EXERCISE TASK
All records below must be retyped exactly.

DATA SUPPLIED
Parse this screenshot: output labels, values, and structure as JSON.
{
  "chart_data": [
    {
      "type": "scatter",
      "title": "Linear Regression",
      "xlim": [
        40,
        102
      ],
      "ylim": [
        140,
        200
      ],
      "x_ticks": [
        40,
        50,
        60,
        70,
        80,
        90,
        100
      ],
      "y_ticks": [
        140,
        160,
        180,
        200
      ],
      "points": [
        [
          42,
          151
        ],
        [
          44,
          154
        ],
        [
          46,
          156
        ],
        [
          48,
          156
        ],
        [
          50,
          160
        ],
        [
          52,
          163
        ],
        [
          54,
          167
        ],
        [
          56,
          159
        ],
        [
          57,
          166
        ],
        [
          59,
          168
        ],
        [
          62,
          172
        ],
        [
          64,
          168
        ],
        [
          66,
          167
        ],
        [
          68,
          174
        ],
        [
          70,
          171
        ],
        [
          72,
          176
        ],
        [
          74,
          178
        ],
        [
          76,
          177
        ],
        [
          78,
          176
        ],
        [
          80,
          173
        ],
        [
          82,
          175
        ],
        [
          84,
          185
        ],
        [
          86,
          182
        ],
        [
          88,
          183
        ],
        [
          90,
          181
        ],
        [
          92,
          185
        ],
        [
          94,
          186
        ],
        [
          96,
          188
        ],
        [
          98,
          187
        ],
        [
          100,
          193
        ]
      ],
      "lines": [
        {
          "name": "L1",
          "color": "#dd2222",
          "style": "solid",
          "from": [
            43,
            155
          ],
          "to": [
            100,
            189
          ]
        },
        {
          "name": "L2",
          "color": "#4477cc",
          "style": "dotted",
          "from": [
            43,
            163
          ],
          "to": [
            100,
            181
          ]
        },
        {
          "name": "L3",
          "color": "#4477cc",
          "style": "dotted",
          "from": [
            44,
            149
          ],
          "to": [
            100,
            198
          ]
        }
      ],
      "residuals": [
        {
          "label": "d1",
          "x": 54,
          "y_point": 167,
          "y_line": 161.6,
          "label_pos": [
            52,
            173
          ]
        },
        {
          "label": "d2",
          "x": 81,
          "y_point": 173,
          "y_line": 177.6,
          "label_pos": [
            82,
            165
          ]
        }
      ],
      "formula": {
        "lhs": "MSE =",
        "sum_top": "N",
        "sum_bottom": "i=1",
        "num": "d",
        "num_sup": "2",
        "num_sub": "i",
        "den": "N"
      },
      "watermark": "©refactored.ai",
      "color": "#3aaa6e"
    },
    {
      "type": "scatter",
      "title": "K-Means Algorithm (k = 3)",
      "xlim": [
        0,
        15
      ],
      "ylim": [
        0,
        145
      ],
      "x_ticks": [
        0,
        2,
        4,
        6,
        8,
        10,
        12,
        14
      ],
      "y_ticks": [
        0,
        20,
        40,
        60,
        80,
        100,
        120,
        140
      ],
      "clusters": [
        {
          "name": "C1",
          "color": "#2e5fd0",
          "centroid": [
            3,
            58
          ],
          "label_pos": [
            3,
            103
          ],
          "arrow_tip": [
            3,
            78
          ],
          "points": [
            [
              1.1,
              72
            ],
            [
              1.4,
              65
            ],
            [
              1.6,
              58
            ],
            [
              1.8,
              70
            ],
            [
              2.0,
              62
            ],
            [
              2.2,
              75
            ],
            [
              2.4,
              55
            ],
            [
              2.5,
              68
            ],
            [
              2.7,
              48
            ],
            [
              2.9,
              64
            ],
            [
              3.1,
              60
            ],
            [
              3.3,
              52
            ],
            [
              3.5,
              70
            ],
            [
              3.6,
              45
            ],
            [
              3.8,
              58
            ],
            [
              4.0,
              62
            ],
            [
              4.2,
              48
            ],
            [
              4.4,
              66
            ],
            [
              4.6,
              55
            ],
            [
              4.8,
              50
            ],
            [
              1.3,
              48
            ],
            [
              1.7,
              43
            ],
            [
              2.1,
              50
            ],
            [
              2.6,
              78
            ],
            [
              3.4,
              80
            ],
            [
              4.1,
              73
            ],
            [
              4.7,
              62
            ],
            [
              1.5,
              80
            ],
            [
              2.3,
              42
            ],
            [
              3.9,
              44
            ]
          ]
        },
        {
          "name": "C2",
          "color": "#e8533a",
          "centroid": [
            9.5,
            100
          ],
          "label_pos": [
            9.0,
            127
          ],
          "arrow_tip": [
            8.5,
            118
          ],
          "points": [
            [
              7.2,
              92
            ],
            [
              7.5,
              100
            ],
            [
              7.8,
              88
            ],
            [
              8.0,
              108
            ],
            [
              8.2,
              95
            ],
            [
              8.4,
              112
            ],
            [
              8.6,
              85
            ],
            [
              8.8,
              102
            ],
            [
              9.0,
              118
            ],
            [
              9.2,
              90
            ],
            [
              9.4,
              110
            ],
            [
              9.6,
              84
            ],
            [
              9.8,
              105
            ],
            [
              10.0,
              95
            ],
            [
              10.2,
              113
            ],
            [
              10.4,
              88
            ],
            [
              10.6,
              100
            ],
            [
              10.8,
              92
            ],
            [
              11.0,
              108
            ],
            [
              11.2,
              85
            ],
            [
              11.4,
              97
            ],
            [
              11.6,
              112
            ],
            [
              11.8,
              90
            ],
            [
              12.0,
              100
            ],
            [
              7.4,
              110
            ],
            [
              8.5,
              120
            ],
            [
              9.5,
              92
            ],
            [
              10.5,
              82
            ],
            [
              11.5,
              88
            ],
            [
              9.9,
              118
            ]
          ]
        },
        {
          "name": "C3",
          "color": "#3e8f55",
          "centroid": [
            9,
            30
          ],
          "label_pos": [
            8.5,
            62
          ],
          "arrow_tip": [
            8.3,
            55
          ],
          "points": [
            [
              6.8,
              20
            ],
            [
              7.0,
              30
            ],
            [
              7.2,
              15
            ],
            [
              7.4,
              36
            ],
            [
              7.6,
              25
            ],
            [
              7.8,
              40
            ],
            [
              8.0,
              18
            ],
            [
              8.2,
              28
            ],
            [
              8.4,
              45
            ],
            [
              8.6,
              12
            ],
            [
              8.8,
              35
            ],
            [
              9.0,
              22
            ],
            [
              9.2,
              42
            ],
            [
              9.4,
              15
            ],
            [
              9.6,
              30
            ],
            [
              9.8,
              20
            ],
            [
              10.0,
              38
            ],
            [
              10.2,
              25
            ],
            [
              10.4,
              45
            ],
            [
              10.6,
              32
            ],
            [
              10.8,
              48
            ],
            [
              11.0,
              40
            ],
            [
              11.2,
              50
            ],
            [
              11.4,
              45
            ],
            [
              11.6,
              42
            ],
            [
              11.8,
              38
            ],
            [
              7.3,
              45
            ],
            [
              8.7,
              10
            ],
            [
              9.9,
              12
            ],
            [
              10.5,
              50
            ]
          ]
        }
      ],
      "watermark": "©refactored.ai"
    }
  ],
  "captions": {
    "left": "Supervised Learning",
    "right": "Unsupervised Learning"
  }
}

WORKED SOLUTION
Parse this screenshot: output labels, values, and structure as JSON.
{
  "chart_data": [
    {
      "type": "scatter",
      "title": "Linear Regression",
      "xlim": [
        40,
        102
      ],
      "ylim": [
        140,
        200
      ],
      "x_ticks": [
        40,
        50,
        60,
        70,
        80,
        90,
        100
      ],
      "y_ticks": [
        140,
        160,
        180,
        200
      ],
      "points": [
        [
          42,
          151
        ],
        [
          44,
          154
        ],
        [
          46,
          156
        ],
        [
          48,
          156
        ],
        [
          50,
          160
        ],
        [
          52,
          163
        ],
        [
          54,
          167
        ],
        [
          56,
          159
        ],
        [
          57,
          166
        ],
        [
          59,
          168
        ],
        [
          62,
          172
        ],
        [
          64,
          168
        ],
        [
          66,
          167
        ],
        [
          68,
          174
        ],
        [
          70,
          171
        ],
        [
          72,
          176
        ],
        [
          74,
          178
        ],
        [
          76,
          177
        ],
        [
          78,
          176
        ],
        [
          80,
          173
        ],
        [
          82,
          175
        ],
        [
          84,
          185
        ],
        [
          86,
          182
        ],
        [
          88,
          183
        ],
        [
          90,
          181
        ],
        [
          92,
          185
        ],
        [
          94,
          186
        ],
        [
          96,
          188
        ],
        [
          98,
          187
        ],
        [
          100,
          193
        ]
      ],
      "lines": [
        {
          "name": "L1",
          "color": "#dd2222",
          "style": "solid",
          "from": [
            43,
            155
          ],
          "to": [
            100,
            189
          ]
        },
        {
          "name": "L2",
          "color": "#4477cc",
          "style": "dotted",
          "from": [
            43,
            163
          ],
          "to": [
            100,
            181
          ]
        },
        {
          "name": "L3",
          "color": "#4477cc",
          "style": "dotted",
          "from": [
            44,
            149
          ],
          "to": [
            100,
            198
          ]
        }
      ],
      "residuals": [
        {
          "label": "d1",
          "x": 54,
          "y_point": 167,
          "y_line": 161.6,
          "label_pos": [
            52,
            173
          ]
        },
        {
          "label": "d2",
          "x": 81,
          "y_point": 173,
          "y_line": 177.6,
          "label_pos": [
            82,
            165
          ]
        }
      ],
      "formula": {
        "lhs": "MSE =",
        "sum_top": "N",
        "sum_bottom": "i=1",
        "num": "d",
        "num_sup": "2",
        "num_sub": "i",
        "den": "N"
      },
      "watermark": "©refactored.ai",
      "color": "#3aaa6e"
    },
    {
      "type": "scatter",
      "title": "K-Means Algorithm (k = 3)",
      "xlim": [
        0,
        15
      ],
      "ylim": [
        0,
        145
      ],
      "x_ticks": [
        0,
        2,
        4,
        6,
        8,
        10,
        12,
        14
      ],
      "y_ticks": [
        0,
        20,
        40,
        60,
        80,
        100,
        120,
        140
      ],
      "clusters": [
        {
          "name": "C1",
          "color": "#2e5fd0",
          "centroid": [
            3,
            58
          ],
          "label_pos": [
            3,
            103
          ],
          "arrow_tip": [
            3,
            78
          ],
          "points": [
            [
              1.1,
              72
            ],
            [
              1.4,
              65
            ],
            [
              1.6,
              58
            ],
            [
              1.8,
              70
            ],
            [
              2.0,
              62
            ],
            [
              2.2,
              75
            ],
            [
              2.4,
              55
            ],
            [
              2.5,
              68
            ],
            [
              2.7,
              48
            ],
            [
              2.9,
              64
            ],
            [
              3.1,
              60
            ],
            [
              3.3,
              52
            ],
            [
              3.5,
              70
            ],
            [
              3.6,
              45
            ],
            [
              3.8,
              58
            ],
            [
              4.0,
              62
            ],
            [
              4.2,
              48
            ],
            [
              4.4,
              66
            ],
            [
              4.6,
              55
            ],
            [
              4.8,
              50
            ],
            [
              1.3,
              48
            ],
            [
              1.7,
              43
            ],
            [
              2.1,
              50
            ],
            [
              2.6,
              78
            ],
            [
              3.4,
              80
            ],
            [
              4.1,
              73
            ],
            [
              4.7,
              62
            ],
            [
              1.5,
              80
            ],
            [
              2.3,
              42
            ],
            [
              3.9,
              44
            ]
          ]
        },
        {
          "name": "C2",
          "color": "#e8533a",
          "centroid": [
            9.5,
            100
          ],
          "label_pos": [
            9.0,
            127
          ],
          "arrow_tip": [
            8.5,
            118
          ],
          "points": [
            [
              7.2,
              92
            ],
            [
              7.5,
              100
            ],
            [
              7.8,
              88
            ],
            [
              8.0,
              108
            ],
            [
              8.2,
              95
            ],
            [
              8.4,
              112
            ],
            [
              8.6,
              85
            ],
            [
              8.8,
              102
            ],
            [
              9.0,
              118
            ],
            [
              9.2,
              90
            ],
            [
              9.4,
              110
            ],
            [
              9.6,
              84
            ],
            [
              9.8,
              105
            ],
            [
              10.0,
              95
            ],
            [
              10.2,
              113
            ],
            [
              10.4,
              88
            ],
            [
              10.6,
              100
            ],
            [
              10.8,
              92
            ],
            [
              11.0,
              108
            ],
            [
              11.2,
              85
            ],
            [
              11.4,
              97
            ],
            [
              11.6,
              112
            ],
            [
              11.8,
              90
            ],
            [
              12.0,
              100
            ],
            [
              7.4,
              110
            ],
            [
              8.5,
              120
            ],
            [
              9.5,
              92
            ],
            [
              10.5,
              82
            ],
            [
              11.5,
              88
            ],
            [
              9.9,
              118
            ]
          ]
        },
        {
          "name": "C3",
          "color": "#3e8f55",
          "centroid": [
            9,
            30
          ],
          "label_pos": [
            8.5,
            62
          ],
          "arrow_tip": [
            8.3,
            55
          ],
          "points": [
            [
              6.8,
              20
            ],
            [
              7.0,
              30
            ],
            [
              7.2,
              15
            ],
            [
              7.4,
              36
            ],
            [
              7.6,
              25
            ],
            [
              7.8,
              40
            ],
            [
              8.0,
              18
            ],
            [
              8.2,
              28
            ],
            [
              8.4,
              45
            ],
            [
              8.6,
              12
            ],
            [
              8.8,
              35
            ],
            [
              9.0,
              22
            ],
            [
              9.2,
              42
            ],
            [
              9.4,
              15
            ],
            [
              9.6,
              30
            ],
            [
              9.8,
              20
            ],
            [
              10.0,
              38
            ],
            [
              10.2,
              25
            ],
            [
              10.4,
              45
            ],
            [
              10.6,
              32
            ],
            [
              10.8,
              48
            ],
            [
              11.0,
              40
            ],
            [
              11.2,
              50
            ],
            [
              11.4,
              45
            ],
            [
              11.6,
              42
            ],
            [
              11.8,
              38
            ],
            [
              7.3,
              45
            ],
            [
              8.7,
              10
            ],
            [
              9.9,
              12
            ],
            [
              10.5,
              50
            ]
          ]
        }
      ],
      "watermark": "©refactored.ai"
    }
  ],
  "captions": {
    "left": "Supervised Learning",
    "right": "Unsupervised Learning"
  }
}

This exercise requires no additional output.